# [Your objective]
Set down every entry word for word. Omit the pictures.

==============================

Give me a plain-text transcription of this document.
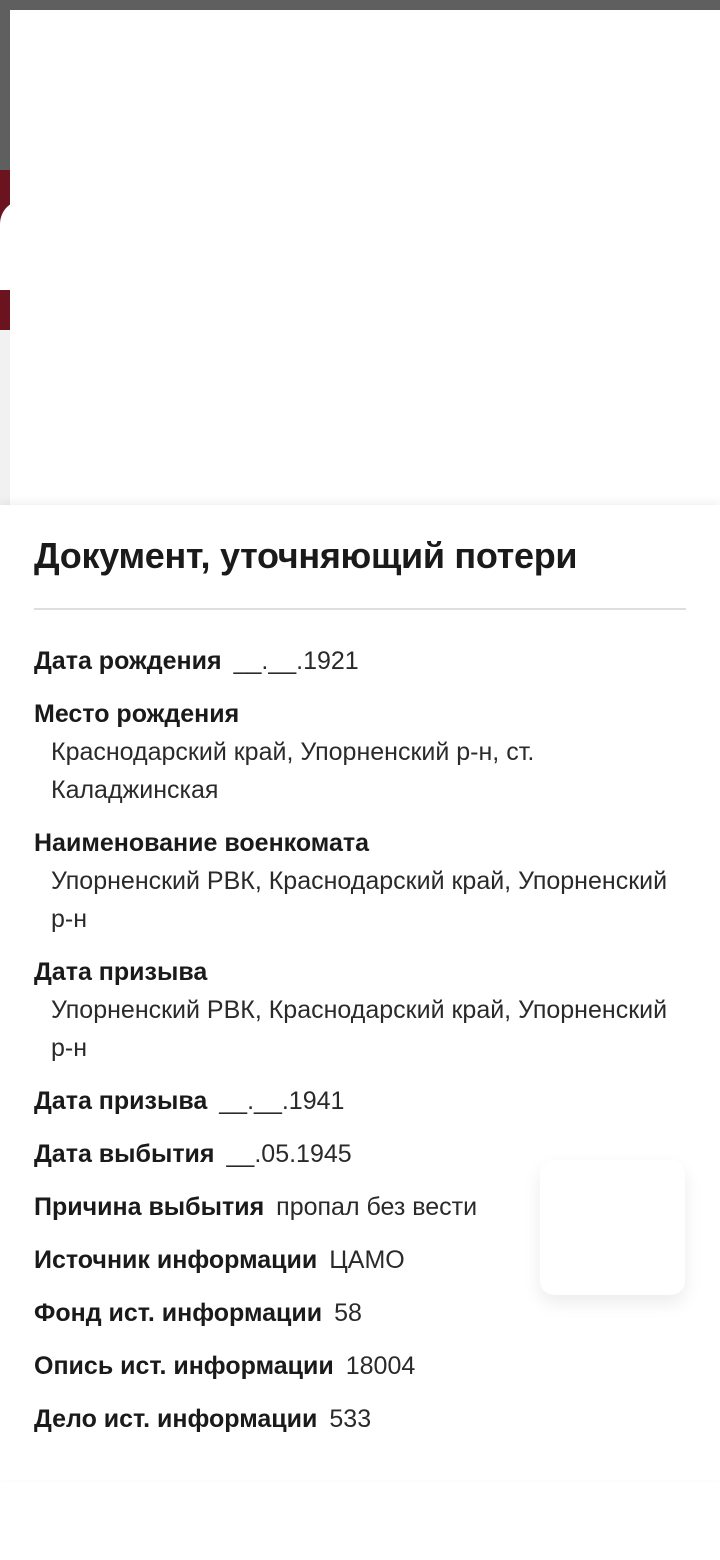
Документ, уточняющий потери
Дата рождения __.__.1921
Место рождения
Краснодарский край, Упорненский р-н, ст. Каладжинская
Наименование военкомата
Упорненский РВК, Краснодарский край, Упорненский р-н
Дата призыва
Упорненский РВК, Краснодарский край, Упорненский р-н
Дата призыва __.__.1941
Дата выбытия __.05.1945
Причина выбытия пропал без вести
Источник информации ЦАМО
Фонд ист. информации 58
Опись ист. информации 18004
Дело ист. информации 533
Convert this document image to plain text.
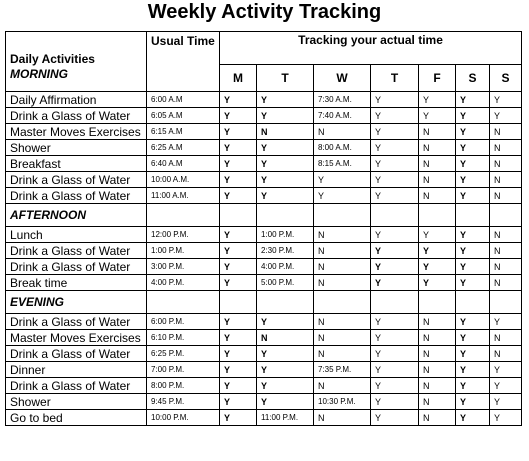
Weekly Activity Tracking
Daily Activities
MORNING	Usual Time	Tracking your actual time						
		M	T	W	T	F	S	S
Daily Affirmation	6:00 A.M	Y	Y	7:30 A.M.	Y	Y	Y	Y
Drink a Glass of Water	6:05 A.M	Y	Y	7:40 A.M.	Y	Y	Y	Y
Master Moves Exercises	6:15 A.M	Y	N	N	Y	N	Y	N
Shower	6:25 A.M	Y	Y	8:00 A.M.	Y	N	Y	N
Breakfast	6:40 A.M	Y	Y	8:15 A.M.	Y	N	Y	N
Drink a Glass of Water	10:00 A.M.	Y	Y	Y	Y	N	Y	N
Drink a Glass of Water	11:00 A.M.	Y	Y	Y	Y	N	Y	N
AFTERNOON								
Lunch	12:00 P.M.	Y	1:00 P.M.	N	Y	Y	Y	N
Drink a Glass of Water	1:00 P.M.	Y	2:30 P.M.	N	Y	Y	Y	N
Drink a Glass of Water	3:00 P.M.	Y	4:00 P.M.	N	Y	Y	Y	N
Break time	4:00 P.M.	Y	5:00 P.M.	N	Y	Y	Y	N
EVENING								
Drink a Glass of Water	6:00 P.M.	Y	Y	N	Y	N	Y	Y
Master Moves Exercises	6:10 P.M.	Y	N	N	Y	N	Y	N
Drink a Glass of Water	6:25 P.M.	Y	Y	N	Y	N	Y	N
Dinner	7:00 P.M.	Y	Y	7:35 P.M.	Y	N	Y	Y
Drink a Glass of Water	8:00 P.M.	Y	Y	N	Y	N	Y	Y
Shower	9:45 P.M.	Y	Y	10:30 P.M.	Y	N	Y	Y
Go to bed	10:00 P.M.	Y	11:00 P.M.	N	Y	N	Y	Y
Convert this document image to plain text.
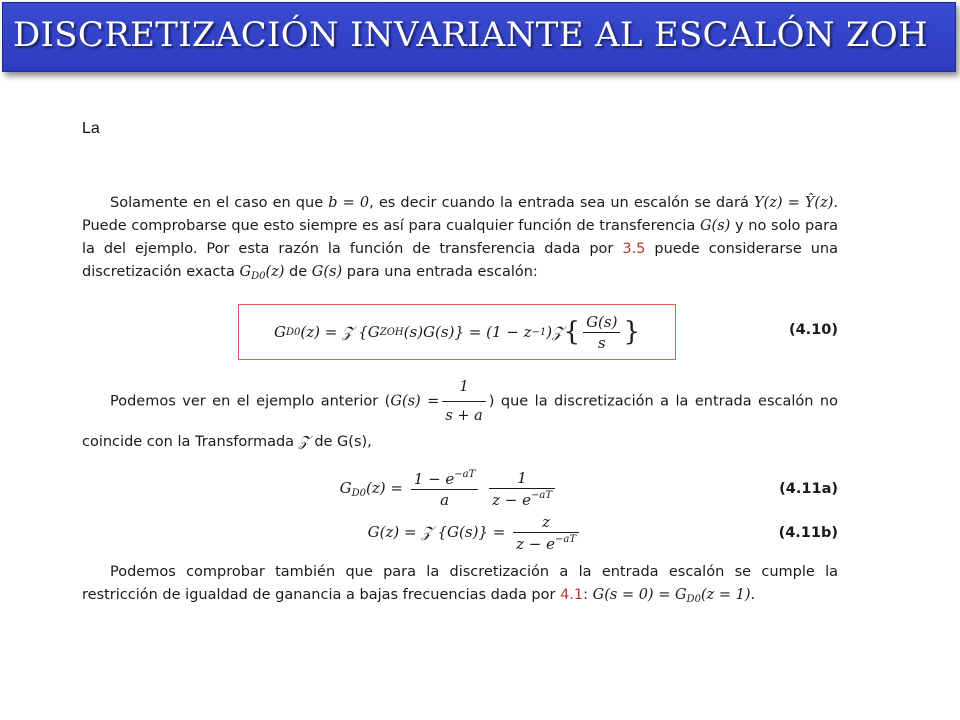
DISCRETIZACIÓN INVARIANTE AL ESCALÓN ZOH
La
Solamente en el caso en que b = 0, es decir cuando la entrada sea un escalón se dará Y(z) = Ŷ(z). Puede comprobarse que esto siempre es así para cualquier función de transferencia G(s) y no solo para la del ejemplo. Por esta razón la función de transferencia dada por 3.5 puede considerarse una discretización exacta $G_{D0}(z)$ de G(s) para una entrada escalón:
G D0 (z) = 𝒵 {G ZOH (s)G(s)} = (1 − z −1 )𝒵 { $\frac{G(s)}{s}$ }	(4.10)
Podemos ver en el ejemplo anterior ($G(s) = \frac{1}{s + a}$ ) que la discretización a la entrada escalón no coincide con la Transformada 𝒵 de G(s),
$G_{D0}(z) = \frac{1 - e^{-aT}}{a}$
$\frac{1}{z - e^{-aT}}$	(4.11a)
G(z) = 𝒵 $\{G(s)\} = \frac{z}{z - e^{-aT}}$	(4.11b)
Podemos comprobar también que para la discretización a la entrada escalón se cumple la restricción de igualdad de ganancia a bajas frecuencias dada por 4.1: $G(s = 0) = G_{D0}(z = 1)$.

==============================

# [Reply to the task]
Give me a plain-text transcription of this document.
Документ, уточняющий потери
Дата рождения __.__.1921
Место рождения
Краснодарский край, Упорненский р-н, ст. Каладжинская
Наименование военкомата
Упорненский РВК, Краснодарский край, Упорненский р-н
Дата призыва
Упорненский РВК, Краснодарский край, Упорненский р-н
Дата призыва __.__.1941
Дата выбытия __.05.1945
Причина выбытия пропал без вести
Источник информации ЦАМО
Фонд ист. информации 58
Опись ист. информации 18004
Дело ист. информации 533
Convert this document image to plain text.
Weekly Activity Tracking
Daily Activities
MORNING	Usual Time	Tracking your actual time						
		M	T	W	T	F	S	S
Daily Affirmation	6:00 A.M	Y	Y	7:30 A.M.	Y	Y	Y	Y
Drink a Glass of Water	6:05 A.M	Y	Y	7:40 A.M.	Y	Y	Y	Y
Master Moves Exercises	6:15 A.M	Y	N	N	Y	N	Y	N
Shower	6:25 A.M	Y	Y	8:00 A.M.	Y	N	Y	N
Breakfast	6:40 A.M	Y	Y	8:15 A.M.	Y	N	Y	N
Drink a Glass of Water	10:00 A.M.	Y	Y	Y	Y	N	Y	N
Drink a Glass of Water	11:00 A.M.	Y	Y	Y	Y	N	Y	N
AFTERNOON								
Lunch	12:00 P.M.	Y	1:00 P.M.	N	Y	Y	Y	N
Drink a Glass of Water	1:00 P.M.	Y	2:30 P.M.	N	Y	Y	Y	N
Drink a Glass of Water	3:00 P.M.	Y	4:00 P.M.	N	Y	Y	Y	N
Break time	4:00 P.M.	Y	5:00 P.M.	N	Y	Y	Y	N
EVENING								
Drink a Glass of Water	6:00 P.M.	Y	Y	N	Y	N	Y	Y
Master Moves Exercises	6:10 P.M.	Y	N	N	Y	N	Y	N
Drink a Glass of Water	6:25 P.M.	Y	Y	N	Y	N	Y	N
Dinner	7:00 P.M.	Y	Y	7:35 P.M.	Y	N	Y	Y
Drink a Glass of Water	8:00 P.M.	Y	Y	N	Y	N	Y	Y
Shower	9:45 P.M.	Y	Y	10:30 P.M.	Y	N	Y	Y
Go to bed	10:00 P.M.	Y	11:00 P.M.	N	Y	N	Y	Y
Convert this document image to plain text.
DISCRETIZACIÓN INVARIANTE AL ESCALÓN ZOH
La
Solamente en el caso en que b = 0, es decir cuando la entrada sea un escalón se dará Y(z) = Ŷ(z). Puede comprobarse que esto siempre es así para cualquier función de transferencia G(s) y no solo para la del ejemplo. Por esta razón la función de transferencia dada por 3.5 puede considerarse una discretización exacta $G_{D0}(z)$ de G(s) para una entrada escalón:
G D0 (z) = 𝒵 {G ZOH (s)G(s)} = (1 − z −1 )𝒵 { $\frac{G(s)}{s}$ }	(4.10)
Podemos ver en el ejemplo anterior ($G(s) = \frac{1}{s + a}$ ) que la discretización a la entrada escalón no coincide con la Transformada 𝒵 de G(s),
$G_{D0}(z) = \frac{1 - e^{-aT}}{a}$
$\frac{1}{z - e^{-aT}}$	(4.11a)
G(z) = 𝒵 $\{G(s)\} = \frac{z}{z - e^{-aT}}$	(4.11b)
Podemos comprobar también que para la discretización a la entrada escalón se cumple la restricción de igualdad de ganancia a bajas frecuencias dada por 4.1: $G(s = 0) = G_{D0}(z = 1)$.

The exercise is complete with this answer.